SOURCE MATERIAL:
/---

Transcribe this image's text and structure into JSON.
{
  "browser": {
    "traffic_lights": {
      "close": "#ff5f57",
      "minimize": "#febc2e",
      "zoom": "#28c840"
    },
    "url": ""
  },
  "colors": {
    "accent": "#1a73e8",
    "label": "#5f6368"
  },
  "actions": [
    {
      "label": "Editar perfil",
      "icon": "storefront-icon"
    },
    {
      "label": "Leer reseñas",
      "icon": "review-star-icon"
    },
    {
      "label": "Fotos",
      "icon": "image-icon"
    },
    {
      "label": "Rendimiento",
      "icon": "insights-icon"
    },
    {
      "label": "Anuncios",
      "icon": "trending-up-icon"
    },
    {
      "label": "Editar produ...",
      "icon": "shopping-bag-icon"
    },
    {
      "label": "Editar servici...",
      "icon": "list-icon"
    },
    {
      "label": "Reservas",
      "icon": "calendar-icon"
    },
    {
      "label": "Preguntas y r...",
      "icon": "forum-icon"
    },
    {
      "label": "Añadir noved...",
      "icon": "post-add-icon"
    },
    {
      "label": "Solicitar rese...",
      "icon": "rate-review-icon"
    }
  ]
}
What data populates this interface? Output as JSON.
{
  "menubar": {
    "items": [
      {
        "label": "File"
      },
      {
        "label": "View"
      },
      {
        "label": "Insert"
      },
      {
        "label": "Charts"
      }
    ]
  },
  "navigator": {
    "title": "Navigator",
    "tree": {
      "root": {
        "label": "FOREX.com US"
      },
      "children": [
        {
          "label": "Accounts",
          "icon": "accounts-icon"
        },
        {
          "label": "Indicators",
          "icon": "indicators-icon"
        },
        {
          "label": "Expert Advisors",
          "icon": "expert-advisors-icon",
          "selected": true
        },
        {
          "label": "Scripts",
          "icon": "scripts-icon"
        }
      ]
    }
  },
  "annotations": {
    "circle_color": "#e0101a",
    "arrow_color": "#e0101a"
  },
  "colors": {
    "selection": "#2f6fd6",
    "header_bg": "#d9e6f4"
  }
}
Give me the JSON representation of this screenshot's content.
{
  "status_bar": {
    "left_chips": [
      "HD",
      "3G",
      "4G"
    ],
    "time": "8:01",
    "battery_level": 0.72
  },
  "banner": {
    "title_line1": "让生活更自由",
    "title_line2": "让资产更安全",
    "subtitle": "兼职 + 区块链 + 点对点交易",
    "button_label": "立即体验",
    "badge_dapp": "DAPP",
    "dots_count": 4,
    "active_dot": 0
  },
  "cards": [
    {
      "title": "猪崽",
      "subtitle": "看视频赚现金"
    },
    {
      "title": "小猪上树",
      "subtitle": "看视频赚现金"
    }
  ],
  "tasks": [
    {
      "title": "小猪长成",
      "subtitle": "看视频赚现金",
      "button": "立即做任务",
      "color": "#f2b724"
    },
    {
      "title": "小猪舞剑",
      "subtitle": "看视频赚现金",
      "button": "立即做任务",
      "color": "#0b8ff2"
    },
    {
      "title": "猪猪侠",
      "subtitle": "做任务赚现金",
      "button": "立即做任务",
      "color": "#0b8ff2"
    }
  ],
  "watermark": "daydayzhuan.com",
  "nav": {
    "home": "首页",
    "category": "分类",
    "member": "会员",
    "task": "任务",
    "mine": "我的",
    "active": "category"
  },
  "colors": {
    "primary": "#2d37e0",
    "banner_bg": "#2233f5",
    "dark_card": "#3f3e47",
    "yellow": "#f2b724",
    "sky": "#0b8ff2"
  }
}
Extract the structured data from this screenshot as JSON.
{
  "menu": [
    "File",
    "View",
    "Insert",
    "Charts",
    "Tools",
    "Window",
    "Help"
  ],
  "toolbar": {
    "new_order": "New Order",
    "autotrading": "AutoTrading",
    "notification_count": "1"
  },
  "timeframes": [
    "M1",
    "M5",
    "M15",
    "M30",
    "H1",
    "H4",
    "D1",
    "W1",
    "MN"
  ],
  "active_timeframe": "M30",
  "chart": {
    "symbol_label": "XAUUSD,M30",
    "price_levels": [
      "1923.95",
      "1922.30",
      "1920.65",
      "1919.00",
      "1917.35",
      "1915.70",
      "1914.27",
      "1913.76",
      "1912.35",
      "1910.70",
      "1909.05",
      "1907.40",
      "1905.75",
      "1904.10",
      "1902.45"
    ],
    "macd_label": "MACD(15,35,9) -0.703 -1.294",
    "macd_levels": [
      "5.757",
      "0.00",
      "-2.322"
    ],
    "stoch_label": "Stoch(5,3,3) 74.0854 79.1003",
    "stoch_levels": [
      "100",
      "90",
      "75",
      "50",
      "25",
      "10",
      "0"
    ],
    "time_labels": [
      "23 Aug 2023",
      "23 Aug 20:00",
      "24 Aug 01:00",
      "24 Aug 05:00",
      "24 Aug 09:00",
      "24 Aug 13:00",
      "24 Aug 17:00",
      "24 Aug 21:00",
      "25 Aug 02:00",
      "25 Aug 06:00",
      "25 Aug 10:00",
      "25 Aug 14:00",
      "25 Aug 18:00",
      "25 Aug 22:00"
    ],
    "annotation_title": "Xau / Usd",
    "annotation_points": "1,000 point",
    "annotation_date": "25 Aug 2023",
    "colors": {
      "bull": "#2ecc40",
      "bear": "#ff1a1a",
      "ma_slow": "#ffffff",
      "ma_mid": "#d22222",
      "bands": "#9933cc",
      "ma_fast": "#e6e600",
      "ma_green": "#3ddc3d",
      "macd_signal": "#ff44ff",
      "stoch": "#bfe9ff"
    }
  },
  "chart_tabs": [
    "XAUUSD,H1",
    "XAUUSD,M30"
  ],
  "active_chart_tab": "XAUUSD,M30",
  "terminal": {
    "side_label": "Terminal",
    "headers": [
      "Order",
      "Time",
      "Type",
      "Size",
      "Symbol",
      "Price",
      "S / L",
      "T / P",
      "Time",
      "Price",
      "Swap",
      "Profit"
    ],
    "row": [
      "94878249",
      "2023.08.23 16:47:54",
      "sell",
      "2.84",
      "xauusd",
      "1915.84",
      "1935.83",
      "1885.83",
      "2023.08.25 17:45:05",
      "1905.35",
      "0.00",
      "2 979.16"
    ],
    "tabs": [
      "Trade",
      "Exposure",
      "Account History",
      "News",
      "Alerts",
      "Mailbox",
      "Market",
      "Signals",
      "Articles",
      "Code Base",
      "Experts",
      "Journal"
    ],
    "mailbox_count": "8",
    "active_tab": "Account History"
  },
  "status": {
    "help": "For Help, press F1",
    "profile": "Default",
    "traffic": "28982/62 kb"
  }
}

\---

WHAT IS EXPECTED:
Each record must be returned exactly as it is written.

EXERCISE RESULT:
Transcribe this image's text and structure into JSON.
{
  "browser": {
    "traffic_lights": {
      "close": "#ff5f57",
      "minimize": "#febc2e",
      "zoom": "#28c840"
    },
    "url": ""
  },
  "colors": {
    "accent": "#1a73e8",
    "label": "#5f6368"
  },
  "actions": [
    {
      "label": "Editar perfil",
      "icon": "storefront-icon"
    },
    {
      "label": "Leer reseñas",
      "icon": "review-star-icon"
    },
    {
      "label": "Fotos",
      "icon": "image-icon"
    },
    {
      "label": "Rendimiento",
      "icon": "insights-icon"
    },
    {
      "label": "Anuncios",
      "icon": "trending-up-icon"
    },
    {
      "label": "Editar produ...",
      "icon": "shopping-bag-icon"
    },
    {
      "label": "Editar servici...",
      "icon": "list-icon"
    },
    {
      "label": "Reservas",
      "icon": "calendar-icon"
    },
    {
      "label": "Preguntas y r...",
      "icon": "forum-icon"
    },
    {
      "label": "Añadir noved...",
      "icon": "post-add-icon"
    },
    {
      "label": "Solicitar rese...",
      "icon": "rate-review-icon"
    }
  ]
}
What data populates this interface? Output as JSON.
{
  "menubar": {
    "items": [
      {
        "label": "File"
      },
      {
        "label": "View"
      },
      {
        "label": "Insert"
      },
      {
        "label": "Charts"
      }
    ]
  },
  "navigator": {
    "title": "Navigator",
    "tree": {
      "root": {
        "label": "FOREX.com US"
      },
      "children": [
        {
          "label": "Accounts",
          "icon": "accounts-icon"
        },
        {
          "label": "Indicators",
          "icon": "indicators-icon"
        },
        {
          "label": "Expert Advisors",
          "icon": "expert-advisors-icon",
          "selected": true
        },
        {
          "label": "Scripts",
          "icon": "scripts-icon"
        }
      ]
    }
  },
  "annotations": {
    "circle_color": "#e0101a",
    "arrow_color": "#e0101a"
  },
  "colors": {
    "selection": "#2f6fd6",
    "header_bg": "#d9e6f4"
  }
}
Give me the JSON representation of this screenshot's content.
{
  "status_bar": {
    "left_chips": [
      "HD",
      "3G",
      "4G"
    ],
    "time": "8:01",
    "battery_level": 0.72
  },
  "banner": {
    "title_line1": "让生活更自由",
    "title_line2": "让资产更安全",
    "subtitle": "兼职 + 区块链 + 点对点交易",
    "button_label": "立即体验",
    "badge_dapp": "DAPP",
    "dots_count": 4,
    "active_dot": 0
  },
  "cards": [
    {
      "title": "猪崽",
      "subtitle": "看视频赚现金"
    },
    {
      "title": "小猪上树",
      "subtitle": "看视频赚现金"
    }
  ],
  "tasks": [
    {
      "title": "小猪长成",
      "subtitle": "看视频赚现金",
      "button": "立即做任务",
      "color": "#f2b724"
    },
    {
      "title": "小猪舞剑",
      "subtitle": "看视频赚现金",
      "button": "立即做任务",
      "color": "#0b8ff2"
    },
    {
      "title": "猪猪侠",
      "subtitle": "做任务赚现金",
      "button": "立即做任务",
      "color": "#0b8ff2"
    }
  ],
  "watermark": "daydayzhuan.com",
  "nav": {
    "home": "首页",
    "category": "分类",
    "member": "会员",
    "task": "任务",
    "mine": "我的",
    "active": "category"
  },
  "colors": {
    "primary": "#2d37e0",
    "banner_bg": "#2233f5",
    "dark_card": "#3f3e47",
    "yellow": "#f2b724",
    "sky": "#0b8ff2"
  }
}
Extract the structured data from this screenshot as JSON.
{
  "menu": [
    "File",
    "View",
    "Insert",
    "Charts",
    "Tools",
    "Window",
    "Help"
  ],
  "toolbar": {
    "new_order": "New Order",
    "autotrading": "AutoTrading",
    "notification_count": "1"
  },
  "timeframes": [
    "M1",
    "M5",
    "M15",
    "M30",
    "H1",
    "H4",
    "D1",
    "W1",
    "MN"
  ],
  "active_timeframe": "M30",
  "chart": {
    "symbol_label": "XAUUSD,M30",
    "price_levels": [
      "1923.95",
      "1922.30",
      "1920.65",
      "1919.00",
      "1917.35",
      "1915.70",
      "1914.27",
      "1913.76",
      "1912.35",
      "1910.70",
      "1909.05",
      "1907.40",
      "1905.75",
      "1904.10",
      "1902.45"
    ],
    "macd_label": "MACD(15,35,9) -0.703 -1.294",
    "macd_levels": [
      "5.757",
      "0.00",
      "-2.322"
    ],
    "stoch_label": "Stoch(5,3,3) 74.0854 79.1003",
    "stoch_levels": [
      "100",
      "90",
      "75",
      "50",
      "25",
      "10",
      "0"
    ],
    "time_labels": [
      "23 Aug 2023",
      "23 Aug 20:00",
      "24 Aug 01:00",
      "24 Aug 05:00",
      "24 Aug 09:00",
      "24 Aug 13:00",
      "24 Aug 17:00",
      "24 Aug 21:00",
      "25 Aug 02:00",
      "25 Aug 06:00",
      "25 Aug 10:00",
      "25 Aug 14:00",
      "25 Aug 18:00",
      "25 Aug 22:00"
    ],
    "annotation_title": "Xau / Usd",
    "annotation_points": "1,000 point",
    "annotation_date": "25 Aug 2023",
    "colors": {
      "bull": "#2ecc40",
      "bear": "#ff1a1a",
      "ma_slow": "#ffffff",
      "ma_mid": "#d22222",
      "bands": "#9933cc",
      "ma_fast": "#e6e600",
      "ma_green": "#3ddc3d",
      "macd_signal": "#ff44ff",
      "stoch": "#bfe9ff"
    }
  },
  "chart_tabs": [
    "XAUUSD,H1",
    "XAUUSD,M30"
  ],
  "active_chart_tab": "XAUUSD,M30",
  "terminal": {
    "side_label": "Terminal",
    "headers": [
      "Order",
      "Time",
      "Type",
      "Size",
      "Symbol",
      "Price",
      "S / L",
      "T / P",
      "Time",
      "Price",
      "Swap",
      "Profit"
    ],
    "row": [
      "94878249",
      "2023.08.23 16:47:54",
      "sell",
      "2.84",
      "xauusd",
      "1915.84",
      "1935.83",
      "1885.83",
      "2023.08.25 17:45:05",
      "1905.35",
      "0.00",
      "2 979.16"
    ],
    "tabs": [
      "Trade",
      "Exposure",
      "Account History",
      "News",
      "Alerts",
      "Mailbox",
      "Market",
      "Signals",
      "Articles",
      "Code Base",
      "Experts",
      "Journal"
    ],
    "mailbox_count": "8",
    "active_tab": "Account History"
  },
  "status": {
    "help": "For Help, press F1",
    "profile": "Default",
    "traffic": "28982/62 kb"
  }
}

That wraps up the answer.